[start EXTRACTED DATA]

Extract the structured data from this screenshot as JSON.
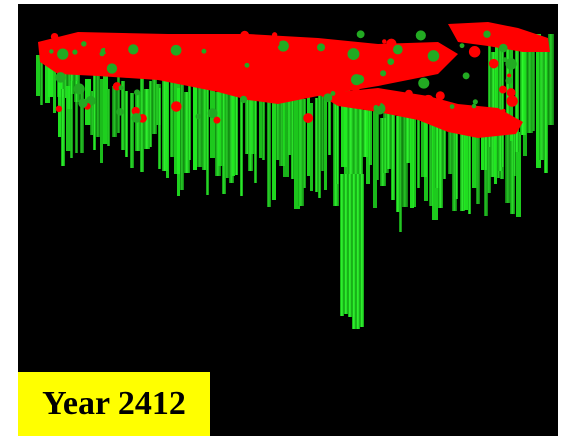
{
  "label": {
    "text": "Year 2412"
  },
  "colors": {
    "background": "#000000",
    "canopy": "#ff0000",
    "columns": "#22ee22",
    "label_background": "#ffff00",
    "label_text": "#000000"
  }
}
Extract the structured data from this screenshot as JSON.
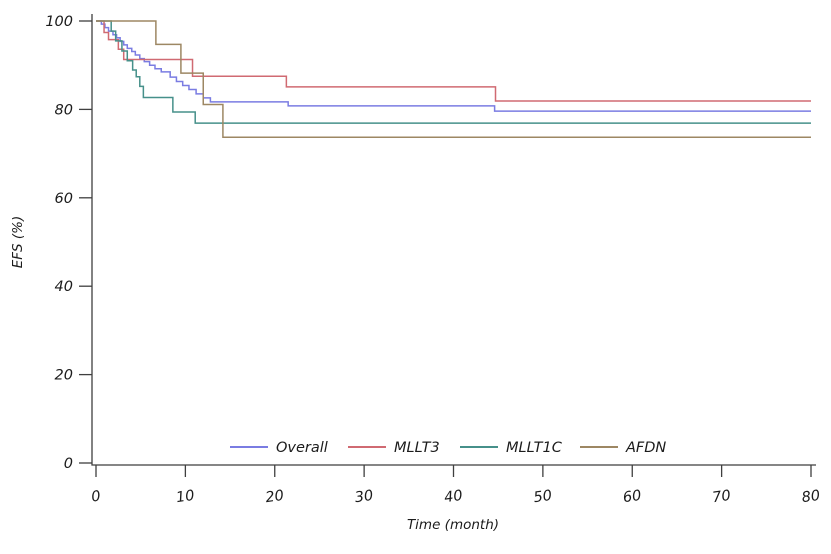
{
  "chart_data": {
    "type": "line",
    "subtype": "kaplan-meier-step",
    "title": "",
    "xlabel": "Time (month)",
    "ylabel": "EFS (%)",
    "xlim": [
      0,
      80
    ],
    "ylim": [
      0,
      100
    ],
    "xticks": [
      0,
      10,
      20,
      30,
      40,
      50,
      60,
      70,
      80
    ],
    "yticks": [
      0,
      20,
      40,
      60,
      80,
      100
    ],
    "grid": false,
    "legend_position": "bottom-center-inside",
    "axis_color": "#3f3f3f",
    "text_color": "#1c1c1c",
    "series": [
      {
        "name": "Overall",
        "color": "#7a7ce2",
        "steps": [
          [
            0,
            100
          ],
          [
            0.6,
            99.3
          ],
          [
            1.0,
            98.5
          ],
          [
            1.4,
            97.7
          ],
          [
            1.9,
            96.9
          ],
          [
            2.3,
            96.2
          ],
          [
            2.7,
            95.4
          ],
          [
            3.1,
            94.6
          ],
          [
            3.5,
            93.8
          ],
          [
            4.0,
            93.1
          ],
          [
            4.4,
            92.3
          ],
          [
            4.9,
            91.5
          ],
          [
            5.4,
            90.8
          ],
          [
            6.0,
            90.0
          ],
          [
            6.6,
            89.2
          ],
          [
            7.3,
            88.5
          ],
          [
            8.3,
            87.3
          ],
          [
            9.0,
            86.3
          ],
          [
            9.7,
            85.4
          ],
          [
            10.4,
            84.5
          ],
          [
            11.2,
            83.5
          ],
          [
            12.0,
            82.6
          ],
          [
            12.8,
            81.7
          ],
          [
            21.5,
            80.8
          ],
          [
            44.6,
            79.6
          ],
          [
            80,
            79.6
          ]
        ]
      },
      {
        "name": "MLLT3",
        "color": "#d06a72",
        "steps": [
          [
            0,
            100
          ],
          [
            0.9,
            97.4
          ],
          [
            1.4,
            95.8
          ],
          [
            2.5,
            93.6
          ],
          [
            3.1,
            91.3
          ],
          [
            10.8,
            87.5
          ],
          [
            21.3,
            85.1
          ],
          [
            44.7,
            81.9
          ],
          [
            80,
            81.9
          ]
        ]
      },
      {
        "name": "MLLT1C",
        "color": "#46908a",
        "steps": [
          [
            0,
            100
          ],
          [
            1.7,
            97.7
          ],
          [
            2.2,
            95.5
          ],
          [
            2.9,
            93.2
          ],
          [
            3.5,
            91.0
          ],
          [
            4.1,
            88.9
          ],
          [
            4.5,
            87.4
          ],
          [
            4.9,
            85.2
          ],
          [
            5.3,
            82.7
          ],
          [
            8.6,
            79.4
          ],
          [
            11.1,
            76.9
          ],
          [
            80,
            76.9
          ]
        ]
      },
      {
        "name": "AFDN",
        "color": "#9d8763",
        "steps": [
          [
            0,
            100
          ],
          [
            6.7,
            94.7
          ],
          [
            9.5,
            88.2
          ],
          [
            12.0,
            81.1
          ],
          [
            14.2,
            73.7
          ],
          [
            80,
            73.7
          ]
        ]
      }
    ]
  }
}
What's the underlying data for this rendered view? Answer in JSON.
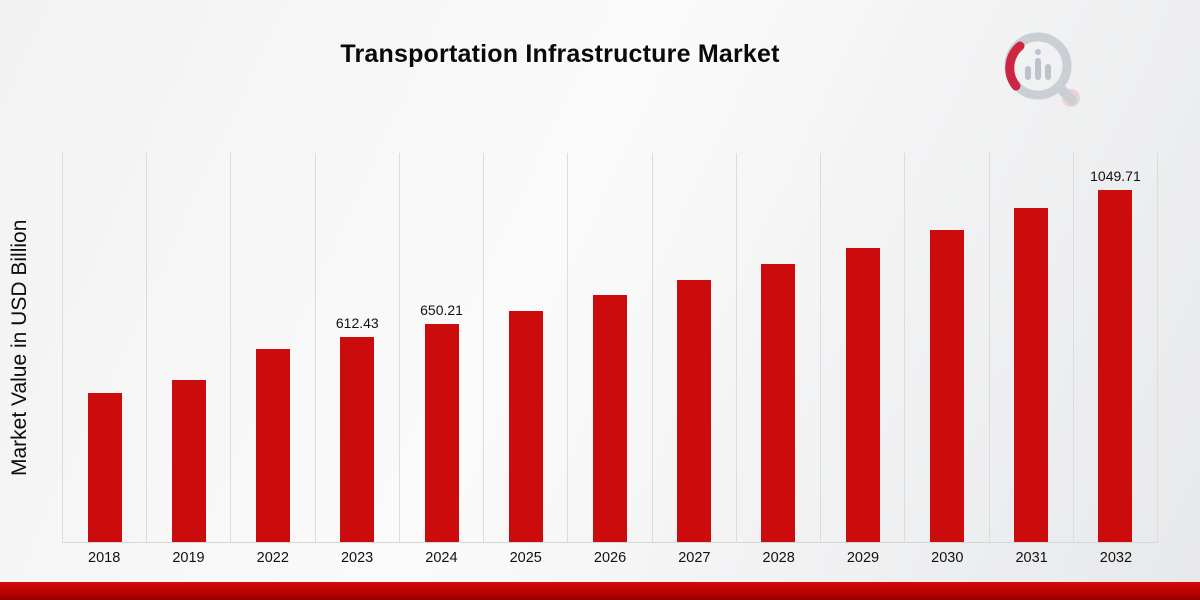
{
  "title": "Transportation Infrastructure Market",
  "colors": {
    "bar": "#cc0c0c",
    "footer": "#c00000",
    "grid": "#dcdcdc"
  },
  "logo": {
    "icon": "magnifier-bar-chart-icon"
  },
  "chart_data": {
    "type": "bar",
    "title": "Transportation Infrastructure Market",
    "xlabel": "",
    "ylabel": "Market Value in USD Billion",
    "legend": "none",
    "grid": "vertical",
    "ylim": [
      0,
      1100
    ],
    "categories": [
      "2018",
      "2019",
      "2022",
      "2023",
      "2024",
      "2025",
      "2026",
      "2027",
      "2028",
      "2029",
      "2030",
      "2031",
      "2032"
    ],
    "values": [
      443,
      482,
      577,
      612.43,
      650.21,
      690,
      736,
      780,
      830,
      877,
      931,
      995,
      1049.71
    ],
    "data_labels": [
      "",
      "",
      "",
      "612.43",
      "650.21",
      "",
      "",
      "",
      "",
      "",
      "",
      "",
      "1049.71"
    ]
  }
}
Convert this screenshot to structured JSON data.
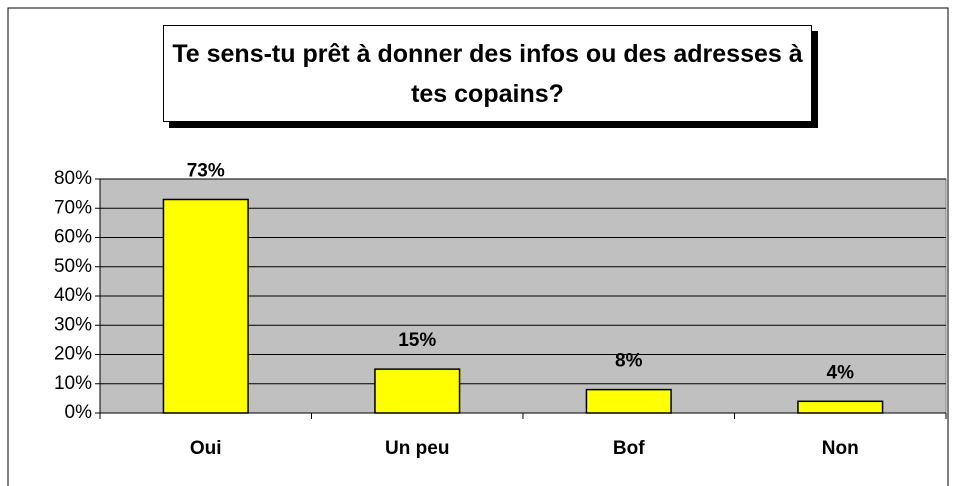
{
  "chart_data": {
    "type": "bar",
    "title": "Te sens-tu prêt à donner des infos ou des adresses à tes copains?",
    "categories": [
      "Oui",
      "Un peu",
      "Bof",
      "Non"
    ],
    "values": [
      73,
      15,
      8,
      4
    ],
    "value_labels": [
      "73%",
      "15%",
      "8%",
      "4%"
    ],
    "color": "#ffff00",
    "ylim": [
      0,
      80
    ],
    "yticks": [
      {
        "value": 0,
        "label": "0%"
      },
      {
        "value": 10,
        "label": "10%"
      },
      {
        "value": 20,
        "label": "20%"
      },
      {
        "value": 30,
        "label": "30%"
      },
      {
        "value": 40,
        "label": "40%"
      },
      {
        "value": 50,
        "label": "50%"
      },
      {
        "value": 60,
        "label": "60%"
      },
      {
        "value": 70,
        "label": "70%"
      },
      {
        "value": 80,
        "label": "80%"
      }
    ],
    "grid": true
  }
}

[end EXTRACTED DATA]

TO DO
Write out the full listing verbatim, excluding its pictures.

FINISHED ANSWER
Extract the structured data from this screenshot as JSON.
{
  "label": {
    "text": "Year 2412"
  },
  "colors": {
    "background": "#000000",
    "canopy": "#ff0000",
    "columns": "#22ee22",
    "label_background": "#ffff00",
    "label_text": "#000000"
  }
}
Extract the structured data from this screenshot as JSON.
{
  "chart_data": {
    "type": "line",
    "subtype": "kaplan-meier-step",
    "title": "",
    "xlabel": "Time (month)",
    "ylabel": "EFS (%)",
    "xlim": [
      0,
      80
    ],
    "ylim": [
      0,
      100
    ],
    "xticks": [
      0,
      10,
      20,
      30,
      40,
      50,
      60,
      70,
      80
    ],
    "yticks": [
      0,
      20,
      40,
      60,
      80,
      100
    ],
    "grid": false,
    "legend_position": "bottom-center-inside",
    "axis_color": "#3f3f3f",
    "text_color": "#1c1c1c",
    "series": [
      {
        "name": "Overall",
        "color": "#7a7ce2",
        "steps": [
          [
            0,
            100
          ],
          [
            0.6,
            99.3
          ],
          [
            1.0,
            98.5
          ],
          [
            1.4,
            97.7
          ],
          [
            1.9,
            96.9
          ],
          [
            2.3,
            96.2
          ],
          [
            2.7,
            95.4
          ],
          [
            3.1,
            94.6
          ],
          [
            3.5,
            93.8
          ],
          [
            4.0,
            93.1
          ],
          [
            4.4,
            92.3
          ],
          [
            4.9,
            91.5
          ],
          [
            5.4,
            90.8
          ],
          [
            6.0,
            90.0
          ],
          [
            6.6,
            89.2
          ],
          [
            7.3,
            88.5
          ],
          [
            8.3,
            87.3
          ],
          [
            9.0,
            86.3
          ],
          [
            9.7,
            85.4
          ],
          [
            10.4,
            84.5
          ],
          [
            11.2,
            83.5
          ],
          [
            12.0,
            82.6
          ],
          [
            12.8,
            81.7
          ],
          [
            21.5,
            80.8
          ],
          [
            44.6,
            79.6
          ],
          [
            80,
            79.6
          ]
        ]
      },
      {
        "name": "MLLT3",
        "color": "#d06a72",
        "steps": [
          [
            0,
            100
          ],
          [
            0.9,
            97.4
          ],
          [
            1.4,
            95.8
          ],
          [
            2.5,
            93.6
          ],
          [
            3.1,
            91.3
          ],
          [
            10.8,
            87.5
          ],
          [
            21.3,
            85.1
          ],
          [
            44.7,
            81.9
          ],
          [
            80,
            81.9
          ]
        ]
      },
      {
        "name": "MLLT1C",
        "color": "#46908a",
        "steps": [
          [
            0,
            100
          ],
          [
            1.7,
            97.7
          ],
          [
            2.2,
            95.5
          ],
          [
            2.9,
            93.2
          ],
          [
            3.5,
            91.0
          ],
          [
            4.1,
            88.9
          ],
          [
            4.5,
            87.4
          ],
          [
            4.9,
            85.2
          ],
          [
            5.3,
            82.7
          ],
          [
            8.6,
            79.4
          ],
          [
            11.1,
            76.9
          ],
          [
            80,
            76.9
          ]
        ]
      },
      {
        "name": "AFDN",
        "color": "#9d8763",
        "steps": [
          [
            0,
            100
          ],
          [
            6.7,
            94.7
          ],
          [
            9.5,
            88.2
          ],
          [
            12.0,
            81.1
          ],
          [
            14.2,
            73.7
          ],
          [
            80,
            73.7
          ]
        ]
      }
    ]
  }
}
What's the underlying data for this rendered view? Answer in JSON.
{
  "title": "Transportation Infrastructure Market",
  "colors": {
    "bar": "#cc0c0c",
    "footer": "#c00000",
    "grid": "#dcdcdc"
  },
  "logo": {
    "icon": "magnifier-bar-chart-icon"
  },
  "chart_data": {
    "type": "bar",
    "title": "Transportation Infrastructure Market",
    "xlabel": "",
    "ylabel": "Market Value in USD Billion",
    "legend": "none",
    "grid": "vertical",
    "ylim": [
      0,
      1100
    ],
    "categories": [
      "2018",
      "2019",
      "2022",
      "2023",
      "2024",
      "2025",
      "2026",
      "2027",
      "2028",
      "2029",
      "2030",
      "2031",
      "2032"
    ],
    "values": [
      443,
      482,
      577,
      612.43,
      650.21,
      690,
      736,
      780,
      830,
      877,
      931,
      995,
      1049.71
    ],
    "data_labels": [
      "",
      "",
      "",
      "612.43",
      "650.21",
      "",
      "",
      "",
      "",
      "",
      "",
      "",
      "1049.71"
    ]
  }
}
Convert this screenshot to structured JSON data.
{
  "chart_data": {
    "type": "bar",
    "title": "Te sens-tu prêt à donner des infos ou des adresses à tes copains?",
    "categories": [
      "Oui",
      "Un peu",
      "Bof",
      "Non"
    ],
    "values": [
      73,
      15,
      8,
      4
    ],
    "value_labels": [
      "73%",
      "15%",
      "8%",
      "4%"
    ],
    "color": "#ffff00",
    "ylim": [
      0,
      80
    ],
    "yticks": [
      {
        "value": 0,
        "label": "0%"
      },
      {
        "value": 10,
        "label": "10%"
      },
      {
        "value": 20,
        "label": "20%"
      },
      {
        "value": 30,
        "label": "30%"
      },
      {
        "value": 40,
        "label": "40%"
      },
      {
        "value": 50,
        "label": "50%"
      },
      {
        "value": 60,
        "label": "60%"
      },
      {
        "value": 70,
        "label": "70%"
      },
      {
        "value": 80,
        "label": "80%"
      }
    ],
    "grid": true
  }
}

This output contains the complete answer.